:: What you should do ::
Please print every one of the records below line for line and without changes, omitting the pictures.

▶

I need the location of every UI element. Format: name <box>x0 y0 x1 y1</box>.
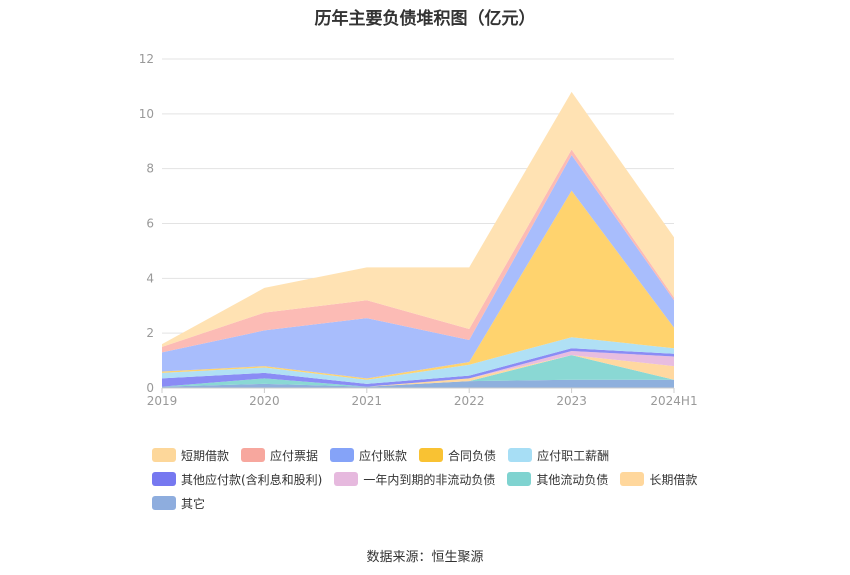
legend-swatch <box>241 448 266 462</box>
legend-swatch <box>152 448 176 462</box>
area-series-5 <box>162 337 674 384</box>
legend-item[interactable]: 应付票据 <box>241 446 318 464</box>
area-series-1 <box>162 355 674 387</box>
y-tick-label: 0 <box>146 381 154 395</box>
legend-swatch <box>508 448 533 462</box>
y-tick-label: 2 <box>146 326 154 340</box>
legend-label: 其它 <box>181 496 206 511</box>
x-tick-label: 2022 <box>454 394 485 408</box>
legend-item[interactable]: 应付职工薪酬 <box>508 446 609 464</box>
y-tick-label: 10 <box>139 107 154 121</box>
data-source: 数据来源：恒生聚源 <box>366 550 484 565</box>
legend-label: 短期借款 <box>181 448 230 463</box>
legend-item[interactable]: 长期借款 <box>620 470 697 488</box>
y-tick-label: 12 <box>139 52 154 66</box>
legend-item[interactable]: 其他流动负债 <box>507 470 608 488</box>
y-tick-label: 8 <box>146 162 154 176</box>
area-series-7 <box>162 154 674 379</box>
chart-legend: 短期借款 应付票据 应付账款 合同负债 应付职工薪酬其他应付款(含利息和股利) 一年内到期… <box>152 446 732 512</box>
legend-swatch <box>330 448 355 462</box>
legend-label: 长期借款 <box>649 472 698 487</box>
area-series-6 <box>162 190 674 380</box>
legend-label: 应付职工薪酬 <box>537 448 610 463</box>
legend-item[interactable]: 一年内到期的非流动负债 <box>334 470 495 488</box>
legend-label: 其他应付款(含利息和股利) <box>181 472 323 487</box>
x-tick-label: 2023 <box>556 394 587 408</box>
legend-swatch <box>507 472 532 486</box>
x-tick-label: 2020 <box>249 394 280 408</box>
x-tick-label: 2019 <box>147 394 178 408</box>
legend-label: 一年内到期的非流动负债 <box>363 472 496 487</box>
y-tick-label: 6 <box>146 217 154 231</box>
legend-swatch <box>419 448 444 462</box>
legend-swatch <box>152 472 176 486</box>
legend-item[interactable]: 短期借款 <box>152 446 229 464</box>
area-series-4 <box>162 348 674 387</box>
legend-swatch <box>620 472 645 486</box>
area-series-9 <box>162 91 674 347</box>
legend-label: 应付账款 <box>359 448 408 463</box>
chart-title: 历年主要负债堆积图（亿元） <box>314 9 536 29</box>
area-series-8 <box>162 149 674 353</box>
legend-item[interactable]: 其它 <box>152 494 205 512</box>
legend-swatch <box>152 496 176 510</box>
legend-swatch <box>334 472 359 486</box>
legend-label: 合同负债 <box>448 448 497 463</box>
legend-item[interactable]: 合同负债 <box>419 446 496 464</box>
legend-label: 应付票据 <box>270 448 319 463</box>
area-series-3 <box>162 350 674 387</box>
x-tick-label: 2024H1 <box>650 394 697 408</box>
x-tick-label: 2021 <box>352 394 383 408</box>
legend-item[interactable]: 其他应付款(含利息和股利) <box>152 470 322 488</box>
y-tick-label: 4 <box>146 271 154 285</box>
legend-item[interactable]: 应付账款 <box>330 446 407 464</box>
legend-label: 其他流动负债 <box>536 472 609 487</box>
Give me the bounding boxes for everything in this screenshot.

◀

:: Response for this exercise ::
I need the location of every UI element. Format: name <box>x0 y0 x1 y1</box>.
legend-swatch <box>241 448 266 462</box>
legend-swatch <box>152 448 176 462</box>
area-series-5 <box>162 337 674 384</box>
legend-item[interactable]: 应付票据 <box>241 446 318 464</box>
area-series-1 <box>162 355 674 387</box>
y-tick-label: 0 <box>146 381 154 395</box>
legend-swatch <box>508 448 533 462</box>
y-tick-label: 2 <box>146 326 154 340</box>
legend-label: 其它 <box>181 496 206 511</box>
x-tick-label: 2022 <box>454 394 485 408</box>
legend-item[interactable]: 应付职工薪酬 <box>508 446 609 464</box>
y-tick-label: 10 <box>139 107 154 121</box>
data-source: 数据来源：恒生聚源 <box>366 550 484 565</box>
legend-label: 短期借款 <box>181 448 230 463</box>
legend-item[interactable]: 长期借款 <box>620 470 697 488</box>
y-tick-label: 12 <box>139 52 154 66</box>
legend-item[interactable]: 其他流动负债 <box>507 470 608 488</box>
y-tick-label: 8 <box>146 162 154 176</box>
area-series-7 <box>162 154 674 379</box>
chart-legend: 短期借款 应付票据 应付账款 合同负债 应付职工薪酬其他应付款(含利息和股利) 一年内到期… <box>152 446 732 512</box>
legend-swatch <box>330 448 355 462</box>
legend-label: 长期借款 <box>649 472 698 487</box>
area-series-6 <box>162 190 674 380</box>
legend-label: 应付职工薪酬 <box>537 448 610 463</box>
legend-item[interactable]: 一年内到期的非流动负债 <box>334 470 495 488</box>
legend-label: 其他应付款(含利息和股利) <box>181 472 323 487</box>
x-tick-label: 2023 <box>556 394 587 408</box>
legend-swatch <box>507 472 532 486</box>
x-tick-label: 2020 <box>249 394 280 408</box>
x-tick-label: 2019 <box>147 394 178 408</box>
legend-label: 一年内到期的非流动负债 <box>363 472 496 487</box>
y-tick-label: 6 <box>146 217 154 231</box>
legend-swatch <box>419 448 444 462</box>
legend-swatch <box>152 472 176 486</box>
legend-item[interactable]: 短期借款 <box>152 446 229 464</box>
area-series-4 <box>162 348 674 387</box>
legend-swatch <box>620 472 645 486</box>
area-series-9 <box>162 91 674 347</box>
legend-label: 应付账款 <box>359 448 408 463</box>
chart-title: 历年主要负债堆积图（亿元） <box>314 9 536 29</box>
area-series-8 <box>162 149 674 353</box>
legend-item[interactable]: 其它 <box>152 494 205 512</box>
legend-swatch <box>152 496 176 510</box>
legend-swatch <box>334 472 359 486</box>
legend-label: 合同负债 <box>448 448 497 463</box>
legend-item[interactable]: 合同负债 <box>419 446 496 464</box>
legend-label: 应付票据 <box>270 448 319 463</box>
area-series-3 <box>162 350 674 387</box>
x-tick-label: 2024H1 <box>650 394 697 408</box>
x-tick-label: 2021 <box>352 394 383 408</box>
legend-item[interactable]: 其他应付款(含利息和股利) <box>152 470 322 488</box>
y-tick-label: 4 <box>146 271 154 285</box>
legend-item[interactable]: 应付账款 <box>330 446 407 464</box>
legend-label: 其他流动负债 <box>536 472 609 487</box>
Give me the bounding boxes for everything in this screenshot.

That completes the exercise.